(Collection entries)

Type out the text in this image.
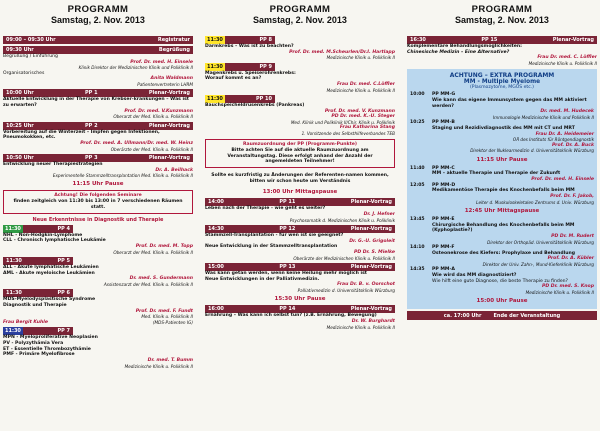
PROGRAMM
Samstag, 2. Nov. 2013
09:00 – 09:30 Uhr	Registratur
09:30 Uhr	Begrüßung
Begrüßung / Einführung
Prof. Dr. med. H. Einsele
Klinik Direktor der Medizinischen Klinik und Poliklinik II
Organisatorisches
Anita Waldmann
Patientenvertreterin LHRM
10:00 Uhr	PP 1	Plenar-Vortrag
Aktuelle Entwicklung in der Therapie von Krebser-krankungen – Was ist zu erwarten?
Prof. Dr. med. V.Kunzmann
Oberarzt der Med. Klinik u. Poliklinik II
10:25 Uhr	PP 2	Plenar-Vortrag
Vorbereitung auf die Winterzeit – Impfen gegen Infektionen, Pneumokokken, etc.
Prof. Dr. med. A. Ullmann/Dr. med. W. Heinz
Oberärzte der Med. Klinik u. Poliklinik II
10:50 Uhr	PP 3	Plenar-Vortrag
Entwicklung neuer Therapiestrategien
Dr. A. Beilhack
Experimentelle Stammzelltransplantation Med. Klinik u. Poliklinik II
11:15 Uhr Pause
Achtung! Die folgenden Seminare
finden zeitgleich von 11:30 bis 13:00 in 7 verschiedenen Räumen statt.
Neue Erkenntnisse in Diagnostik und Therapie
11:30	PP 4
NHL - Non-Hodgkin-Lymphome
CLL - Chronisch lymphatische Leukämie
Prof. Dr. med. M. Topp
Oberarzt der Med. Klinik u. Poliklinik II
11:30	PP 5
ALL - Akute lymphatische Leukämien
AML - Akute myeloische Leukämien
Dr. med. S. Gundermann
Assistenzarzt der Med. Klinik u. Poliklinik II
11:30	PP 6
MDS-Myelodysplastische Syndrome
Diagnostik und Therapie
Prof. Dr. med. F. Fundt
Med. Klinik u. Poliklinik II
Frau Bergit Kuhle	(MDS-Patienten IG)
11:30	PP 7
MPN - Myeloproliferative Neoplasien
PV - Polyzythämia Vera
ET - Essentielle Thrombozythämie
PMF - Primäre Myelofibrose
Dr. med. T. Bumm
Medizinische Klinik u. Poliklinik II
PROGRAMM
Samstag, 2. Nov. 2013
11:30	PP 8
Darmkrebs – Was ist zu beachten?
Prof. Dr. med. M.Scheurlen/Dr.I. Hartlapp
Medizinische Klinik u. Poliklinik II
11:30	PP 9
Magenkrebs u. Speiseröhrenkrebs:
Worauf kommt es an?
Frau Dr. med. C.Löffler
Medizinische Klinik u. Poliklinik II
11:30	PP 10
Bauchspeicheldrüsenkrebs (Pankreas)
Prof. Dr. med. V. Kunzmann
PD Dr. med. K.-U. Steger
Med. Klinik und Poliklinik II/Chir. Klinik u. Poliklinik
Frau Katharina Stang
1. Vorsitzende des Selbsthilfeverbandes TEB
Raumzuordnung der PP (Programm-Punkte)
Bitte achten Sie auf die aktuelle Raumzuordnung am Veranstaltungstag. Diese erfolgt anhand der Anzahl der angemeldeten Teilnehmer!
Sollte es kurzfristig zu Änderungen der Referenten-namen kommen, bitten wir schon heute um Verständnis
13:00 Uhr Mittagspause
14:00	PP 11	Plenar-Vortrag
Leben nach der Therapie - wie geht es weiter?
Dr. J. Hefner
Psychosomatik d. Medizinischen Klinik u. Poliklinik
14:30	PP 12	Plenar-Vortrag
Stammzell-Transplantation - für wen ist sie geeignet?
Dr. G.-U. Grigoleit
Neue Entwicklung in der Stammzelltransplantation
PD Dr. S. Mielke
Oberärzte der Medizinischen Klinik u. Poliklinik II
15:00	PP 13	Plenar-Vortrag
Was kann getan werden, wenn keine Heilung mehr möglich ist
Neue Entwicklungen in der Palliativmedizin.
Frau Dr. B. v. Oorschot
Palliativmedizin d. Universitätsklinik Würzburg
15:30 Uhr Pause
16:00	PP 14	Plenar-Vortrag
Ernährung – Was kann ich selbst tun? (z.B. Ernährung, Bewegung)
Dr. W. Burghardt
Medizinische Klinik u. Poliklinik II
PROGRAMM
Samstag, 2. Nov. 2013
16:30	PP 15	Plenar-Vortrag
Komplementäre Behandlungsmöglichkeiten:
Chinesische Medizin – Eine Alternative?
Frau Dr. med. C. Löffler
Medizinische Klinik u. Poliklinik II
ACHTUNG – EXTRA PROGRAMM
MM - Multiple Myelome
(Plasmozytome, MGUS etc.)
10:00	PP MM-G
Wie kann das eigene Immunsystem gegen das MM aktiviert werden?
Dr. med. M. Hudecek
Immunologie Medizinische Klinik und Poliklinik II
10:25	PP MM-B
Staging und Rezidivdiagnostik des MM mit CT und MRT
Frau Dr. A. Heidemeier
OÄ des Instituts für Röntgendiagnostik
Prof. Dr. A. Buck
Direktor der Nuklearmedizin d. Universitätsklinik Würzburg
11:15 Uhr Pause
11:40	PP MM-C
MM – aktuelle Therapie und Therapie der Zukunft
Prof. Dr. med. H. Einsele
12:05	PP MM-D
Medikamentöse Therapie des Knochenbefalls beim MM
Prof. Dr. F. Jakob,
Leiter d. Muskuloskeletalen Zentrums d. Univ. Würzburg
12:45 Uhr Mittagspause
13:45	PP MM-E
Chirurgische Behandlung des Knochenbefalls beim MM (Kyphoplastie?)
PD Dr. M. Rudert
Direktor der Orthopäd. Universitätsklinik Würzburg
14:10	PP MM-F
Osteonekrose des Kiefers: Prophylaxe und Behandlung
Prof. Dr. A. Kübler
Direktor der Univ. Zahn-, Mund-Kieferklinik Würzburg
14:35	PP MM-A
Wie wird das MM diagnostiziert?
Wie hilft eine gute Diagnose, die beste Therapie zu finden?
PD Dr. med. S. Knop
Medizinische Klinik u. Poliklinik II
15:00 Uhr Pause
ca. 17:00 Uhr Ende der Veranstaltung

Aim –
Single out each line of the records above with the string "Palliativmedizin" in it, and copy it.

Response –
Neue Entwicklungen in der Palliativmedizin.
Palliativmedizin d. Universitätsklinik Würzburg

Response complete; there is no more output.